## Work to do
Beneath this task is a listing; retype all of it exactly.

** Start **

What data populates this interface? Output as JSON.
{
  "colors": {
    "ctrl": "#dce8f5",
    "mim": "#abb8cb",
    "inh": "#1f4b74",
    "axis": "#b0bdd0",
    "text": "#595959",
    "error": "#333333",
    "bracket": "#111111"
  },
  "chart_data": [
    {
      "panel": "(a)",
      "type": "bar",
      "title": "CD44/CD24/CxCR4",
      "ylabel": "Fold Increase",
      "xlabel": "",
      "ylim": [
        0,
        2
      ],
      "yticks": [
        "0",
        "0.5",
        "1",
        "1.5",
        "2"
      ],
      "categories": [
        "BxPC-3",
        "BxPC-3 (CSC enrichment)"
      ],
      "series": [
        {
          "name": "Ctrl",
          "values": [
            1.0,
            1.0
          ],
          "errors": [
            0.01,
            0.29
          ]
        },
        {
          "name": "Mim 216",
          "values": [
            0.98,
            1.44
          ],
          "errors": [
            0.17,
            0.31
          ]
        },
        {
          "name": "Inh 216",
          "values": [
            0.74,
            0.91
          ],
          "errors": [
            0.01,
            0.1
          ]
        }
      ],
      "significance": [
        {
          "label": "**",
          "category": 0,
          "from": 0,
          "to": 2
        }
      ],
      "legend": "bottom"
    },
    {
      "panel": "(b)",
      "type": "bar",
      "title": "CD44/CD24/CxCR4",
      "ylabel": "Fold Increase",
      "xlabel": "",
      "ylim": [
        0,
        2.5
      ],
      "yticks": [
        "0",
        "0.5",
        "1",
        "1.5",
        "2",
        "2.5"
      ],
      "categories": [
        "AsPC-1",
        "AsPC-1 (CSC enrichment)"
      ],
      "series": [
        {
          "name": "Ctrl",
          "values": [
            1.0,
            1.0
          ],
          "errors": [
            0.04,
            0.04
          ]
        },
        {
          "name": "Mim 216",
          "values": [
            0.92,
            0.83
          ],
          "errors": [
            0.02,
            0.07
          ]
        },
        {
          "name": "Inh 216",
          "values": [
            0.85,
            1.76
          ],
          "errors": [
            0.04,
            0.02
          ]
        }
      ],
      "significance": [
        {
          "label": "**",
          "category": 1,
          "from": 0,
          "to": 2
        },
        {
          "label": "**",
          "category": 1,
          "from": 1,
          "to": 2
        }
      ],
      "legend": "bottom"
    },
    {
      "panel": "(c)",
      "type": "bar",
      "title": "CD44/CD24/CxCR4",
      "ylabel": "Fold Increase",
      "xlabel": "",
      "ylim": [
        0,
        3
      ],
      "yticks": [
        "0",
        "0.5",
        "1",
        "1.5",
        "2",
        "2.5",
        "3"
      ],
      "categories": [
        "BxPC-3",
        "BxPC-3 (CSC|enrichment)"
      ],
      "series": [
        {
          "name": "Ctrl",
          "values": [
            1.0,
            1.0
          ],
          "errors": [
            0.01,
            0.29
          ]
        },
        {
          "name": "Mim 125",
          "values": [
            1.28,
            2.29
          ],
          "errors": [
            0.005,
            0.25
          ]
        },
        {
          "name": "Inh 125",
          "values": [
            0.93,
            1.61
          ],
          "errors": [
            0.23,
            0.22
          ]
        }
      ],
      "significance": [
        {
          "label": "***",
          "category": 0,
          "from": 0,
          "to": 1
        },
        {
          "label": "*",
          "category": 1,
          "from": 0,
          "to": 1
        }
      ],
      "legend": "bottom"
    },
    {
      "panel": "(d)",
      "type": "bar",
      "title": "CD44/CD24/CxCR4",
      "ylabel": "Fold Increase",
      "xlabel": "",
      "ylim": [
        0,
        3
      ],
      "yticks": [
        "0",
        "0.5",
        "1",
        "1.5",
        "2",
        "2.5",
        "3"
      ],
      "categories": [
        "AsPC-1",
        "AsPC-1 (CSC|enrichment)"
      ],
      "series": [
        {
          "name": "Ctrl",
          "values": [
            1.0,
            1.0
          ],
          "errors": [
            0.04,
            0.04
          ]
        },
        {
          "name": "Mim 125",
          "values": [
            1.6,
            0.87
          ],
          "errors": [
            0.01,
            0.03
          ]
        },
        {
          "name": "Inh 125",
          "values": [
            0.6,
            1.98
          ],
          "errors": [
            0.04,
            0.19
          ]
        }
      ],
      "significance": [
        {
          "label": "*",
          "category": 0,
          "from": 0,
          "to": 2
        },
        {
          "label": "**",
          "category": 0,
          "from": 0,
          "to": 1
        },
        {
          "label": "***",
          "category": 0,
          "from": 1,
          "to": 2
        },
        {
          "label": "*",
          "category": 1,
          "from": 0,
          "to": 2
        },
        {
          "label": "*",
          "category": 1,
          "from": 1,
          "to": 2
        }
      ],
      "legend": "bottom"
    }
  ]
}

** End **

## Reply to the task
What data populates this interface? Output as JSON.
{
  "colors": {
    "ctrl": "#dce8f5",
    "mim": "#abb8cb",
    "inh": "#1f4b74",
    "axis": "#b0bdd0",
    "text": "#595959",
    "error": "#333333",
    "bracket": "#111111"
  },
  "chart_data": [
    {
      "panel": "(a)",
      "type": "bar",
      "title": "CD44/CD24/CxCR4",
      "ylabel": "Fold Increase",
      "xlabel": "",
      "ylim": [
        0,
        2
      ],
      "yticks": [
        "0",
        "0.5",
        "1",
        "1.5",
        "2"
      ],
      "categories": [
        "BxPC-3",
        "BxPC-3 (CSC enrichment)"
      ],
      "series": [
        {
          "name": "Ctrl",
          "values": [
            1.0,
            1.0
          ],
          "errors": [
            0.01,
            0.29
          ]
        },
        {
          "name": "Mim 216",
          "values": [
            0.98,
            1.44
          ],
          "errors": [
            0.17,
            0.31
          ]
        },
        {
          "name": "Inh 216",
          "values": [
            0.74,
            0.91
          ],
          "errors": [
            0.01,
            0.1
          ]
        }
      ],
      "significance": [
        {
          "label": "**",
          "category": 0,
          "from": 0,
          "to": 2
        }
      ],
      "legend": "bottom"
    },
    {
      "panel": "(b)",
      "type": "bar",
      "title": "CD44/CD24/CxCR4",
      "ylabel": "Fold Increase",
      "xlabel": "",
      "ylim": [
        0,
        2.5
      ],
      "yticks": [
        "0",
        "0.5",
        "1",
        "1.5",
        "2",
        "2.5"
      ],
      "categories": [
        "AsPC-1",
        "AsPC-1 (CSC enrichment)"
      ],
      "series": [
        {
          "name": "Ctrl",
          "values": [
            1.0,
            1.0
          ],
          "errors": [
            0.04,
            0.04
          ]
        },
        {
          "name": "Mim 216",
          "values": [
            0.92,
            0.83
          ],
          "errors": [
            0.02,
            0.07
          ]
        },
        {
          "name": "Inh 216",
          "values": [
            0.85,
            1.76
          ],
          "errors": [
            0.04,
            0.02
          ]
        }
      ],
      "significance": [
        {
          "label": "**",
          "category": 1,
          "from": 0,
          "to": 2
        },
        {
          "label": "**",
          "category": 1,
          "from": 1,
          "to": 2
        }
      ],
      "legend": "bottom"
    },
    {
      "panel": "(c)",
      "type": "bar",
      "title": "CD44/CD24/CxCR4",
      "ylabel": "Fold Increase",
      "xlabel": "",
      "ylim": [
        0,
        3
      ],
      "yticks": [
        "0",
        "0.5",
        "1",
        "1.5",
        "2",
        "2.5",
        "3"
      ],
      "categories": [
        "BxPC-3",
        "BxPC-3 (CSC|enrichment)"
      ],
      "series": [
        {
          "name": "Ctrl",
          "values": [
            1.0,
            1.0
          ],
          "errors": [
            0.01,
            0.29
          ]
        },
        {
          "name": "Mim 125",
          "values": [
            1.28,
            2.29
          ],
          "errors": [
            0.005,
            0.25
          ]
        },
        {
          "name": "Inh 125",
          "values": [
            0.93,
            1.61
          ],
          "errors": [
            0.23,
            0.22
          ]
        }
      ],
      "significance": [
        {
          "label": "***",
          "category": 0,
          "from": 0,
          "to": 1
        },
        {
          "label": "*",
          "category": 1,
          "from": 0,
          "to": 1
        }
      ],
      "legend": "bottom"
    },
    {
      "panel": "(d)",
      "type": "bar",
      "title": "CD44/CD24/CxCR4",
      "ylabel": "Fold Increase",
      "xlabel": "",
      "ylim": [
        0,
        3
      ],
      "yticks": [
        "0",
        "0.5",
        "1",
        "1.5",
        "2",
        "2.5",
        "3"
      ],
      "categories": [
        "AsPC-1",
        "AsPC-1 (CSC|enrichment)"
      ],
      "series": [
        {
          "name": "Ctrl",
          "values": [
            1.0,
            1.0
          ],
          "errors": [
            0.04,
            0.04
          ]
        },
        {
          "name": "Mim 125",
          "values": [
            1.6,
            0.87
          ],
          "errors": [
            0.01,
            0.03
          ]
        },
        {
          "name": "Inh 125",
          "values": [
            0.6,
            1.98
          ],
          "errors": [
            0.04,
            0.19
          ]
        }
      ],
      "significance": [
        {
          "label": "*",
          "category": 0,
          "from": 0,
          "to": 2
        },
        {
          "label": "**",
          "category": 0,
          "from": 0,
          "to": 1
        },
        {
          "label": "***",
          "category": 0,
          "from": 1,
          "to": 2
        },
        {
          "label": "*",
          "category": 1,
          "from": 0,
          "to": 2
        },
        {
          "label": "*",
          "category": 1,
          "from": 1,
          "to": 2
        }
      ],
      "legend": "bottom"
    }
  ]
}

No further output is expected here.